## [ENTRIES SUPPLIED]

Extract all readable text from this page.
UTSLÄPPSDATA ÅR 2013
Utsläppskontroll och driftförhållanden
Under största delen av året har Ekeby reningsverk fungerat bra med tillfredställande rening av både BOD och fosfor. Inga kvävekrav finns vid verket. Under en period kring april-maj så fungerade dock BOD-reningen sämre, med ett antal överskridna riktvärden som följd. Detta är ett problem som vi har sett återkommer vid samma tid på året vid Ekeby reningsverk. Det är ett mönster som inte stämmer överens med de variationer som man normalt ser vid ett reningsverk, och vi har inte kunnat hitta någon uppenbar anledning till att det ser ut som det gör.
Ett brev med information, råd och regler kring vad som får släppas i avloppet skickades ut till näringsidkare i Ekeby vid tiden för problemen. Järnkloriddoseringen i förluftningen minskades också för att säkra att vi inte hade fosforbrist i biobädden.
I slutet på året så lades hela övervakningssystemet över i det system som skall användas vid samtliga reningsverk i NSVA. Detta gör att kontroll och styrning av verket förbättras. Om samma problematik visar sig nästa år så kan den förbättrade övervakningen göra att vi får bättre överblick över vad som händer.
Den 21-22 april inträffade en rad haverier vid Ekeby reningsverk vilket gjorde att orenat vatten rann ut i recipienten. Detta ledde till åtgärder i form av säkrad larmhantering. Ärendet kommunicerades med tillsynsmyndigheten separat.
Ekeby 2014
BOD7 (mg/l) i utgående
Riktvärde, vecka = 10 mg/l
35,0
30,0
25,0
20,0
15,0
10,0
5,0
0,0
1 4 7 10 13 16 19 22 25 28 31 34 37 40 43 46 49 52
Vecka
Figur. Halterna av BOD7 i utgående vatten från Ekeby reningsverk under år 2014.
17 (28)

## [CHALLENGE]
Copy all the records above exactly, missing none.

## [RESULT OF THE EXERCISE]
Extract all readable text from this page.
UTSLÄPPSDATA ÅR 2013
Utsläppskontroll och driftförhållanden
Under största delen av året har Ekeby reningsverk fungerat bra med tillfredställande rening av både BOD och fosfor. Inga kvävekrav finns vid verket. Under en period kring april-maj så fungerade dock BOD-reningen sämre, med ett antal överskridna riktvärden som följd. Detta är ett problem som vi har sett återkommer vid samma tid på året vid Ekeby reningsverk. Det är ett mönster som inte stämmer överens med de variationer som man normalt ser vid ett reningsverk, och vi har inte kunnat hitta någon uppenbar anledning till att det ser ut som det gör.
Ett brev med information, råd och regler kring vad som får släppas i avloppet skickades ut till näringsidkare i Ekeby vid tiden för problemen. Järnkloriddoseringen i förluftningen minskades också för att säkra att vi inte hade fosforbrist i biobädden.
I slutet på året så lades hela övervakningssystemet över i det system som skall användas vid samtliga reningsverk i NSVA. Detta gör att kontroll och styrning av verket förbättras. Om samma problematik visar sig nästa år så kan den förbättrade övervakningen göra att vi får bättre överblick över vad som händer.
Den 21-22 april inträffade en rad haverier vid Ekeby reningsverk vilket gjorde att orenat vatten rann ut i recipienten. Detta ledde till åtgärder i form av säkrad larmhantering. Ärendet kommunicerades med tillsynsmyndigheten separat.
Ekeby 2014
BOD7 (mg/l) i utgående
Riktvärde, vecka = 10 mg/l
35,0
30,0
25,0
20,0
15,0
10,0
5,0
0,0
1 4 7 10 13 16 19 22 25 28 31 34 37 40 43 46 49 52
Vecka
Figur. Halterna av BOD7 i utgående vatten från Ekeby reningsverk under år 2014.
17 (28)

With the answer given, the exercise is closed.